Data tied to figure images
* * * * * * *
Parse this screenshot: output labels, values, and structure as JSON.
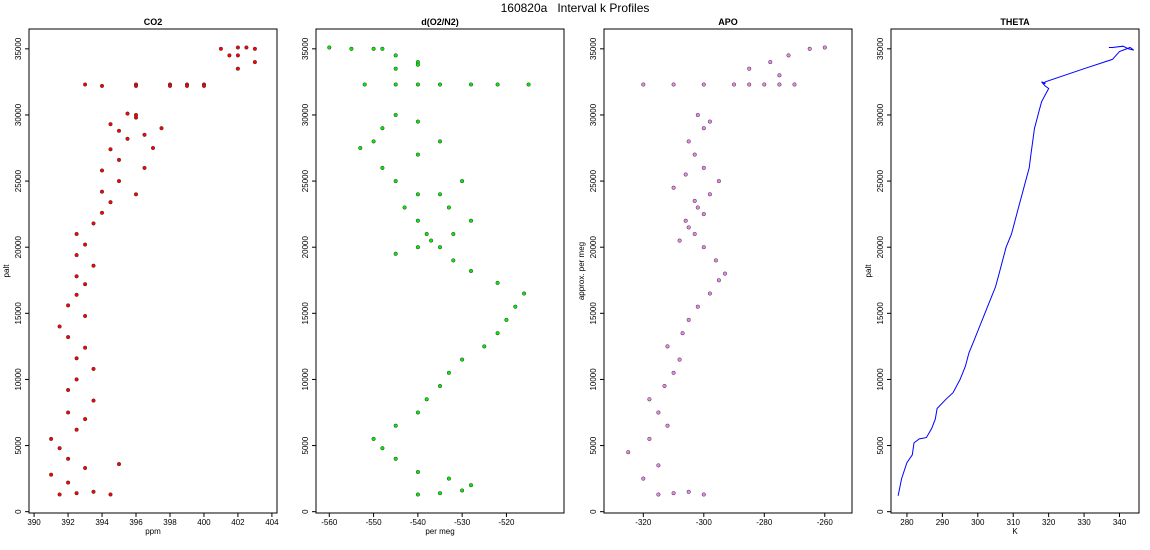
{
  "title": "160820a   Interval k Profiles",
  "chart_data": [
    {
      "type": "scatter",
      "title": "CO2",
      "xlabel": "ppm",
      "ylabel": "palt",
      "xlim": [
        389.7,
        404.3
      ],
      "ylim": [
        -100,
        36500
      ],
      "xticks": [
        390,
        392,
        394,
        396,
        398,
        400,
        402,
        404
      ],
      "yticks": [
        0,
        5000,
        10000,
        15000,
        20000,
        25000,
        30000,
        35000
      ],
      "color": "#ff0000",
      "series": [
        {
          "x": [
            391.5,
            392.5,
            393.5,
            394.5,
            392,
            391,
            393,
            395,
            392,
            391.5,
            391,
            392.5,
            393,
            392,
            393.5,
            392,
            392.5,
            393.5,
            392.5,
            393,
            392,
            391.5,
            393,
            392,
            392.5,
            393,
            392.5,
            393.5,
            392.5,
            393,
            392.5,
            393.5,
            394,
            394.5,
            394,
            395,
            394,
            395,
            394.5,
            395.5,
            395,
            394.5,
            396,
            395.5,
            396.5,
            396,
            397,
            396.5,
            397.5,
            396,
            393,
            396,
            398,
            399,
            400,
            394,
            396,
            398,
            399,
            400,
            402,
            403,
            401,
            402,
            401.5,
            402.5,
            403,
            402
          ],
          "y": [
            1300,
            1400,
            1500,
            1300,
            2200,
            2800,
            3300,
            3600,
            4000,
            4800,
            5500,
            6200,
            7000,
            7500,
            8400,
            9200,
            10000,
            10800,
            11600,
            12400,
            13200,
            14000,
            14800,
            15600,
            16400,
            17200,
            17800,
            18600,
            19400,
            20200,
            21000,
            21800,
            22600,
            23400,
            24200,
            25000,
            25800,
            26600,
            27400,
            28200,
            28800,
            29300,
            29800,
            30100,
            26000,
            24000,
            27500,
            28500,
            29000,
            30000,
            32300,
            32300,
            32300,
            32300,
            32300,
            32200,
            32200,
            32200,
            32200,
            32200,
            34500,
            35000,
            35000,
            35100,
            34500,
            35100,
            34000,
            33500
          ]
        }
      ]
    },
    {
      "type": "scatter",
      "title": "d(O2/N2)",
      "xlabel": "per meg",
      "ylabel": "",
      "xlim": [
        -563,
        -507
      ],
      "ylim": [
        -100,
        36500
      ],
      "xticks": [
        -560,
        -550,
        -540,
        -530,
        -520
      ],
      "yticks": [
        0,
        5000,
        10000,
        15000,
        20000,
        25000,
        30000,
        35000
      ],
      "color": "#00ee00",
      "series": [
        {
          "x": [
            -540,
            -535,
            -530,
            -528,
            -533,
            -540,
            -545,
            -548,
            -550,
            -545,
            -540,
            -538,
            -535,
            -533,
            -530,
            -525,
            -522,
            -520,
            -518,
            -516,
            -522,
            -528,
            -532,
            -535,
            -538,
            -540,
            -543,
            -540,
            -545,
            -548,
            -540,
            -535,
            -535,
            -530,
            -533,
            -528,
            -532,
            -537,
            -540,
            -545,
            -550,
            -553,
            -548,
            -545,
            -540,
            -552,
            -545,
            -540,
            -535,
            -528,
            -522,
            -515,
            -545,
            -540,
            -555,
            -560,
            -550,
            -545,
            -540,
            -548
          ],
          "y": [
            1300,
            1400,
            1600,
            2000,
            2500,
            3000,
            4000,
            4800,
            5500,
            6500,
            7500,
            8500,
            9500,
            10500,
            11500,
            12500,
            13500,
            14500,
            15500,
            16500,
            17300,
            18200,
            19000,
            20000,
            21000,
            22000,
            23000,
            24000,
            25000,
            26000,
            27000,
            28000,
            24000,
            25000,
            23000,
            22000,
            21000,
            20500,
            20000,
            19500,
            28000,
            27500,
            29000,
            30000,
            29500,
            32300,
            32300,
            32300,
            32300,
            32300,
            32300,
            32300,
            33500,
            34000,
            35000,
            35100,
            35000,
            34500,
            33800,
            35000
          ]
        }
      ]
    },
    {
      "type": "scatter",
      "title": "APO",
      "xlabel": "",
      "ylabel": "approx. per meg",
      "xlim": [
        -333,
        -251
      ],
      "ylim": [
        -100,
        36500
      ],
      "xticks": [
        -320,
        -300,
        -280,
        -260
      ],
      "yticks": [
        0,
        5000,
        10000,
        15000,
        20000,
        25000,
        30000,
        35000
      ],
      "color": "#ee82ee",
      "series": [
        {
          "x": [
            -315,
            -310,
            -305,
            -300,
            -320,
            -315,
            -325,
            -318,
            -312,
            -315,
            -318,
            -313,
            -310,
            -308,
            -312,
            -307,
            -305,
            -302,
            -298,
            -295,
            -293,
            -296,
            -300,
            -303,
            -306,
            -302,
            -298,
            -295,
            -300,
            -303,
            -305,
            -300,
            -298,
            -302,
            -306,
            -310,
            -303,
            -300,
            -305,
            -308,
            -320,
            -310,
            -300,
            -290,
            -285,
            -280,
            -275,
            -270,
            -285,
            -278,
            -272,
            -265,
            -260,
            -275
          ],
          "y": [
            1300,
            1400,
            1500,
            1300,
            2500,
            3500,
            4500,
            5500,
            6500,
            7500,
            8500,
            9500,
            10500,
            11500,
            12500,
            13500,
            14500,
            15500,
            16500,
            17500,
            18000,
            19000,
            20000,
            21000,
            22000,
            23000,
            24000,
            25000,
            26000,
            27000,
            28000,
            29000,
            29500,
            30000,
            25500,
            24500,
            23500,
            22500,
            21500,
            20500,
            32300,
            32300,
            32300,
            32300,
            32300,
            32300,
            32300,
            32300,
            33500,
            34000,
            34500,
            35000,
            35100,
            33000
          ]
        }
      ]
    },
    {
      "type": "line",
      "title": "THETA",
      "xlabel": "K",
      "ylabel": "palt",
      "xlim": [
        275.5,
        345.5
      ],
      "ylim": [
        -100,
        36500
      ],
      "xticks": [
        280,
        290,
        300,
        310,
        320,
        330,
        340
      ],
      "yticks": [
        0,
        5000,
        10000,
        15000,
        20000,
        25000,
        30000,
        35000
      ],
      "color": "#0000ff",
      "series": [
        {
          "x": [
            277.5,
            278.5,
            280,
            281.5,
            282,
            283.5,
            285.5,
            287,
            288,
            288.5,
            291,
            293,
            295,
            296.5,
            297.5,
            299,
            300.5,
            302,
            303.5,
            305,
            306,
            307,
            308,
            309.5,
            310.5,
            311.5,
            312.5,
            313.5,
            314.5,
            315,
            315.5,
            316,
            316.5,
            317,
            317.5,
            318,
            319,
            320,
            319,
            318,
            319,
            318.5,
            319,
            330,
            338,
            340,
            343,
            344,
            342.5,
            341,
            338,
            337
          ],
          "y": [
            1200,
            2500,
            3700,
            4300,
            5200,
            5500,
            5600,
            6300,
            7000,
            7800,
            8500,
            9000,
            10000,
            11000,
            12000,
            13000,
            14000,
            15000,
            16000,
            17000,
            18000,
            19000,
            20000,
            21000,
            22000,
            23000,
            24000,
            25000,
            26000,
            27000,
            28000,
            29000,
            29500,
            30000,
            30500,
            31000,
            31500,
            32000,
            32200,
            32500,
            32400,
            32300,
            32500,
            33500,
            34200,
            34800,
            35100,
            34900,
            35000,
            35200,
            35100,
            35100
          ]
        }
      ]
    }
  ]
}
* * * * * * *
◆ Stated exercise
The lines to collect are those holding the string "ylabel"; copy them all.

◆ Solution to this exercise
      "ylabel": "palt",
      "ylabel": "",
      "ylabel": "approx. per meg",
      "ylabel": "palt",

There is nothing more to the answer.